## start PROVIDED RECORDS

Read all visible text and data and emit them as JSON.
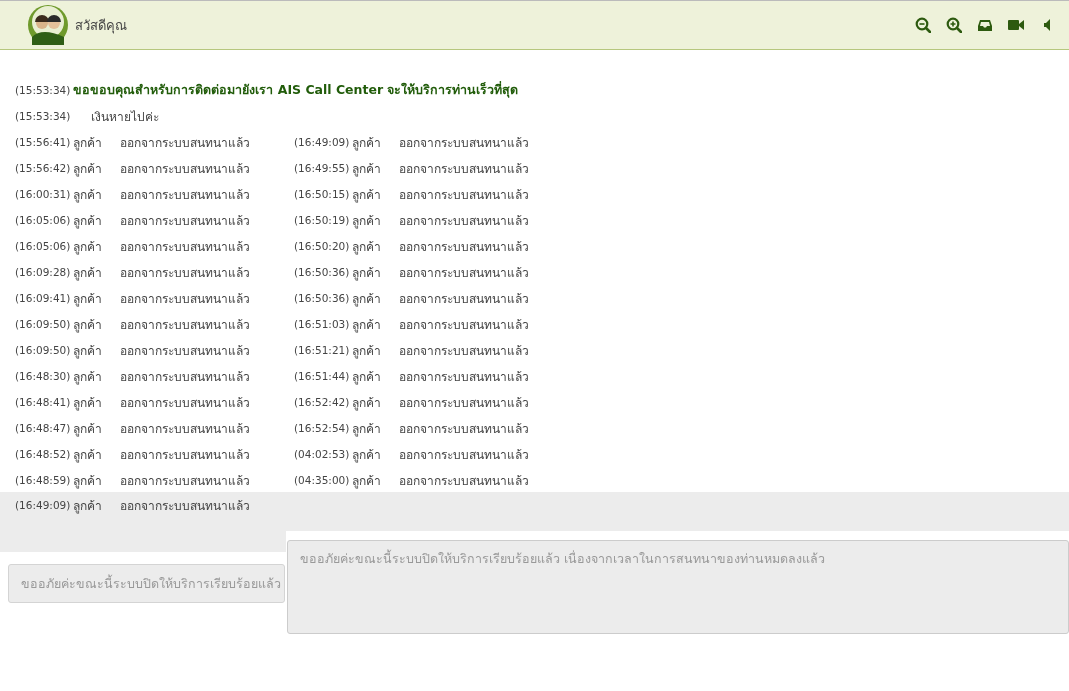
{
  "header": {
    "greeting": "สวัสดีคุณ",
    "tools": [
      {
        "kind": "zoom-out"
      },
      {
        "kind": "zoom-in"
      },
      {
        "kind": "inbox"
      },
      {
        "kind": "video"
      },
      {
        "kind": "sound"
      }
    ]
  },
  "chat": {
    "intro": [
      {
        "time": "(15:53:34)",
        "text": "ขอขอบคุณสำหรับการติดต่อมายังเรา AIS Call Center จะให้บริการท่านเร็วที่สุด",
        "kind": "agent"
      },
      {
        "time": "(15:53:34)",
        "text": "เงินหายไปค่ะ",
        "kind": "customer"
      }
    ],
    "columns": [
      [
        {
          "time": "(15:56:41)",
          "who": "ลูกค้า",
          "text": "ออกจากระบบสนทนาแล้ว"
        },
        {
          "time": "(15:56:42)",
          "who": "ลูกค้า",
          "text": "ออกจากระบบสนทนาแล้ว"
        },
        {
          "time": "(16:00:31)",
          "who": "ลูกค้า",
          "text": "ออกจากระบบสนทนาแล้ว"
        },
        {
          "time": "(16:05:06)",
          "who": "ลูกค้า",
          "text": "ออกจากระบบสนทนาแล้ว"
        },
        {
          "time": "(16:05:06)",
          "who": "ลูกค้า",
          "text": "ออกจากระบบสนทนาแล้ว"
        },
        {
          "time": "(16:09:28)",
          "who": "ลูกค้า",
          "text": "ออกจากระบบสนทนาแล้ว"
        },
        {
          "time": "(16:09:41)",
          "who": "ลูกค้า",
          "text": "ออกจากระบบสนทนาแล้ว"
        },
        {
          "time": "(16:09:50)",
          "who": "ลูกค้า",
          "text": "ออกจากระบบสนทนาแล้ว"
        },
        {
          "time": "(16:09:50)",
          "who": "ลูกค้า",
          "text": "ออกจากระบบสนทนาแล้ว"
        },
        {
          "time": "(16:48:30)",
          "who": "ลูกค้า",
          "text": "ออกจากระบบสนทนาแล้ว"
        },
        {
          "time": "(16:48:41)",
          "who": "ลูกค้า",
          "text": "ออกจากระบบสนทนาแล้ว"
        },
        {
          "time": "(16:48:47)",
          "who": "ลูกค้า",
          "text": "ออกจากระบบสนทนาแล้ว"
        },
        {
          "time": "(16:48:52)",
          "who": "ลูกค้า",
          "text": "ออกจากระบบสนทนาแล้ว"
        },
        {
          "time": "(16:48:59)",
          "who": "ลูกค้า",
          "text": "ออกจากระบบสนทนาแล้ว"
        }
      ],
      [
        {
          "time": "(16:49:09)",
          "who": "ลูกค้า",
          "text": "ออกจากระบบสนทนาแล้ว"
        },
        {
          "time": "(16:49:55)",
          "who": "ลูกค้า",
          "text": "ออกจากระบบสนทนาแล้ว"
        },
        {
          "time": "(16:50:15)",
          "who": "ลูกค้า",
          "text": "ออกจากระบบสนทนาแล้ว"
        },
        {
          "time": "(16:50:19)",
          "who": "ลูกค้า",
          "text": "ออกจากระบบสนทนาแล้ว"
        },
        {
          "time": "(16:50:20)",
          "who": "ลูกค้า",
          "text": "ออกจากระบบสนทนาแล้ว"
        },
        {
          "time": "(16:50:36)",
          "who": "ลูกค้า",
          "text": "ออกจากระบบสนทนาแล้ว"
        },
        {
          "time": "(16:50:36)",
          "who": "ลูกค้า",
          "text": "ออกจากระบบสนทนาแล้ว"
        },
        {
          "time": "(16:51:03)",
          "who": "ลูกค้า",
          "text": "ออกจากระบบสนทนาแล้ว"
        },
        {
          "time": "(16:51:21)",
          "who": "ลูกค้า",
          "text": "ออกจากระบบสนทนาแล้ว"
        },
        {
          "time": "(16:51:44)",
          "who": "ลูกค้า",
          "text": "ออกจากระบบสนทนาแล้ว"
        },
        {
          "time": "(16:52:42)",
          "who": "ลูกค้า",
          "text": "ออกจากระบบสนทนาแล้ว"
        },
        {
          "time": "(16:52:54)",
          "who": "ลูกค้า",
          "text": "ออกจากระบบสนทนาแล้ว"
        },
        {
          "time": "(04:02:53)",
          "who": "ลูกค้า",
          "text": "ออกจากระบบสนทนาแล้ว"
        },
        {
          "time": "(04:35:00)",
          "who": "ลูกค้า",
          "text": "ออกจากระบบสนทนาแล้ว"
        }
      ]
    ],
    "last": {
      "time": "(16:49:09)",
      "who": "ลูกค้า",
      "text": "ออกจากระบบสนทนาแล้ว"
    }
  },
  "inputs": {
    "small": {
      "placeholder": "ขออภัยค่ะขณะนี้ระบบปิดให้บริการเรียบร้อยแล้ว",
      "disabled": true
    },
    "main": {
      "placeholder": "ขออภัยค่ะขณะนี้ระบบปิดให้บริการเรียบร้อยแล้ว เนื่องจากเวลาในการสนทนาของท่านหมดลงแล้ว",
      "disabled": true
    }
  }
}
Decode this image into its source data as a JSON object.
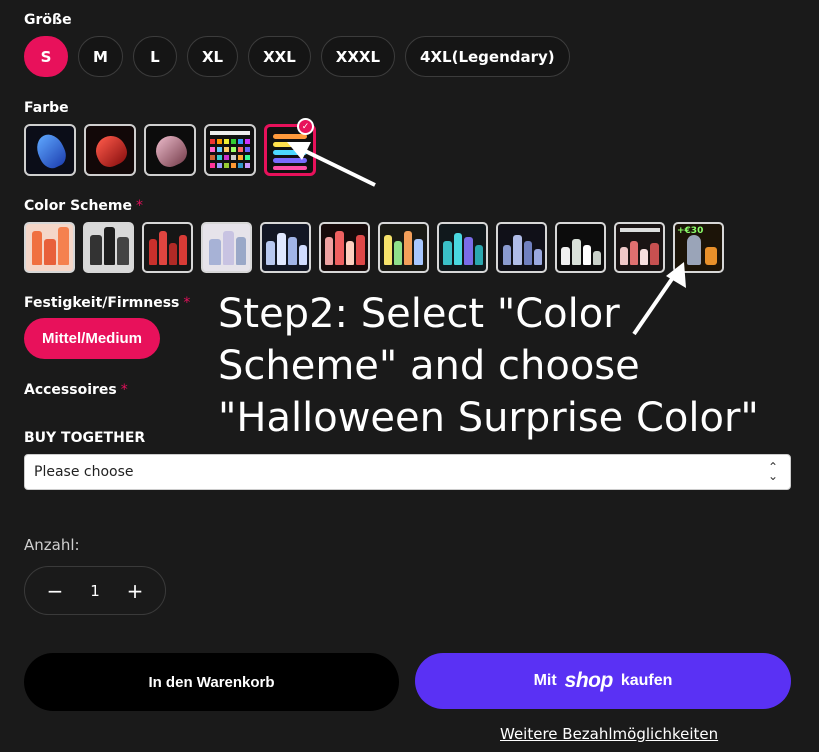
{
  "size": {
    "label": "Größe",
    "options": [
      "S",
      "M",
      "L",
      "XL",
      "XXL",
      "XXXL",
      "4XL(Legendary)"
    ],
    "selected": "S"
  },
  "color": {
    "label": "Farbe",
    "swatch_count": 5,
    "selected_index": 4
  },
  "color_scheme": {
    "label": "Color Scheme",
    "required_mark": "*",
    "swatch_count": 12,
    "badge_text": "+€30"
  },
  "firmness": {
    "label": "Festigkeit/Firmness",
    "required_mark": "*",
    "selected": "Mittel/Medium"
  },
  "accessories": {
    "label": "Accessoires",
    "required_mark": "*"
  },
  "buy_together": {
    "label": "BUY TOGETHER",
    "placeholder": "Please choose"
  },
  "annotation": {
    "text": "Step2: Select \"Color Scheme\" and choose \"Halloween Surprise Color\""
  },
  "quantity": {
    "label": "Anzahl:",
    "value": "1",
    "minus": "−",
    "plus": "+"
  },
  "actions": {
    "add_to_cart": "In den Warenkorb",
    "shop_pay_prefix": "Mit",
    "shop_pay_logo": "shop",
    "shop_pay_suffix": "kaufen",
    "more_payment": "Weitere Bezahlmöglichkeiten"
  },
  "colors": {
    "accent": "#e8115b",
    "shop_purple": "#5a31f4",
    "background": "#1a1a1a"
  }
}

## end PROVIDED RECORDS

● PROBLEM TO SOLVE
Please write out all the data again word for word, but not the pictures.

● FULL RESPONSE
Read all visible text and data and emit them as JSON.
{
  "header": {
    "greeting": "สวัสดีคุณ",
    "tools": [
      {
        "kind": "zoom-out"
      },
      {
        "kind": "zoom-in"
      },
      {
        "kind": "inbox"
      },
      {
        "kind": "video"
      },
      {
        "kind": "sound"
      }
    ]
  },
  "chat": {
    "intro": [
      {
        "time": "(15:53:34)",
        "text": "ขอขอบคุณสำหรับการติดต่อมายังเรา AIS Call Center จะให้บริการท่านเร็วที่สุด",
        "kind": "agent"
      },
      {
        "time": "(15:53:34)",
        "text": "เงินหายไปค่ะ",
        "kind": "customer"
      }
    ],
    "columns": [
      [
        {
          "time": "(15:56:41)",
          "who": "ลูกค้า",
          "text": "ออกจากระบบสนทนาแล้ว"
        },
        {
          "time": "(15:56:42)",
          "who": "ลูกค้า",
          "text": "ออกจากระบบสนทนาแล้ว"
        },
        {
          "time": "(16:00:31)",
          "who": "ลูกค้า",
          "text": "ออกจากระบบสนทนาแล้ว"
        },
        {
          "time": "(16:05:06)",
          "who": "ลูกค้า",
          "text": "ออกจากระบบสนทนาแล้ว"
        },
        {
          "time": "(16:05:06)",
          "who": "ลูกค้า",
          "text": "ออกจากระบบสนทนาแล้ว"
        },
        {
          "time": "(16:09:28)",
          "who": "ลูกค้า",
          "text": "ออกจากระบบสนทนาแล้ว"
        },
        {
          "time": "(16:09:41)",
          "who": "ลูกค้า",
          "text": "ออกจากระบบสนทนาแล้ว"
        },
        {
          "time": "(16:09:50)",
          "who": "ลูกค้า",
          "text": "ออกจากระบบสนทนาแล้ว"
        },
        {
          "time": "(16:09:50)",
          "who": "ลูกค้า",
          "text": "ออกจากระบบสนทนาแล้ว"
        },
        {
          "time": "(16:48:30)",
          "who": "ลูกค้า",
          "text": "ออกจากระบบสนทนาแล้ว"
        },
        {
          "time": "(16:48:41)",
          "who": "ลูกค้า",
          "text": "ออกจากระบบสนทนาแล้ว"
        },
        {
          "time": "(16:48:47)",
          "who": "ลูกค้า",
          "text": "ออกจากระบบสนทนาแล้ว"
        },
        {
          "time": "(16:48:52)",
          "who": "ลูกค้า",
          "text": "ออกจากระบบสนทนาแล้ว"
        },
        {
          "time": "(16:48:59)",
          "who": "ลูกค้า",
          "text": "ออกจากระบบสนทนาแล้ว"
        }
      ],
      [
        {
          "time": "(16:49:09)",
          "who": "ลูกค้า",
          "text": "ออกจากระบบสนทนาแล้ว"
        },
        {
          "time": "(16:49:55)",
          "who": "ลูกค้า",
          "text": "ออกจากระบบสนทนาแล้ว"
        },
        {
          "time": "(16:50:15)",
          "who": "ลูกค้า",
          "text": "ออกจากระบบสนทนาแล้ว"
        },
        {
          "time": "(16:50:19)",
          "who": "ลูกค้า",
          "text": "ออกจากระบบสนทนาแล้ว"
        },
        {
          "time": "(16:50:20)",
          "who": "ลูกค้า",
          "text": "ออกจากระบบสนทนาแล้ว"
        },
        {
          "time": "(16:50:36)",
          "who": "ลูกค้า",
          "text": "ออกจากระบบสนทนาแล้ว"
        },
        {
          "time": "(16:50:36)",
          "who": "ลูกค้า",
          "text": "ออกจากระบบสนทนาแล้ว"
        },
        {
          "time": "(16:51:03)",
          "who": "ลูกค้า",
          "text": "ออกจากระบบสนทนาแล้ว"
        },
        {
          "time": "(16:51:21)",
          "who": "ลูกค้า",
          "text": "ออกจากระบบสนทนาแล้ว"
        },
        {
          "time": "(16:51:44)",
          "who": "ลูกค้า",
          "text": "ออกจากระบบสนทนาแล้ว"
        },
        {
          "time": "(16:52:42)",
          "who": "ลูกค้า",
          "text": "ออกจากระบบสนทนาแล้ว"
        },
        {
          "time": "(16:52:54)",
          "who": "ลูกค้า",
          "text": "ออกจากระบบสนทนาแล้ว"
        },
        {
          "time": "(04:02:53)",
          "who": "ลูกค้า",
          "text": "ออกจากระบบสนทนาแล้ว"
        },
        {
          "time": "(04:35:00)",
          "who": "ลูกค้า",
          "text": "ออกจากระบบสนทนาแล้ว"
        }
      ]
    ],
    "last": {
      "time": "(16:49:09)",
      "who": "ลูกค้า",
      "text": "ออกจากระบบสนทนาแล้ว"
    }
  },
  "inputs": {
    "small": {
      "placeholder": "ขออภัยค่ะขณะนี้ระบบปิดให้บริการเรียบร้อยแล้ว",
      "disabled": true
    },
    "main": {
      "placeholder": "ขออภัยค่ะขณะนี้ระบบปิดให้บริการเรียบร้อยแล้ว เนื่องจากเวลาในการสนทนาของท่านหมดลงแล้ว",
      "disabled": true
    }
  }
}
Decode this image into its source data as a JSON object.
{
  "size": {
    "label": "Größe",
    "options": [
      "S",
      "M",
      "L",
      "XL",
      "XXL",
      "XXXL",
      "4XL(Legendary)"
    ],
    "selected": "S"
  },
  "color": {
    "label": "Farbe",
    "swatch_count": 5,
    "selected_index": 4
  },
  "color_scheme": {
    "label": "Color Scheme",
    "required_mark": "*",
    "swatch_count": 12,
    "badge_text": "+€30"
  },
  "firmness": {
    "label": "Festigkeit/Firmness",
    "required_mark": "*",
    "selected": "Mittel/Medium"
  },
  "accessories": {
    "label": "Accessoires",
    "required_mark": "*"
  },
  "buy_together": {
    "label": "BUY TOGETHER",
    "placeholder": "Please choose"
  },
  "annotation": {
    "text": "Step2: Select \"Color Scheme\" and choose \"Halloween Surprise Color\""
  },
  "quantity": {
    "label": "Anzahl:",
    "value": "1",
    "minus": "−",
    "plus": "+"
  },
  "actions": {
    "add_to_cart": "In den Warenkorb",
    "shop_pay_prefix": "Mit",
    "shop_pay_logo": "shop",
    "shop_pay_suffix": "kaufen",
    "more_payment": "Weitere Bezahlmöglichkeiten"
  },
  "colors": {
    "accent": "#e8115b",
    "shop_purple": "#5a31f4",
    "background": "#1a1a1a"
  }
}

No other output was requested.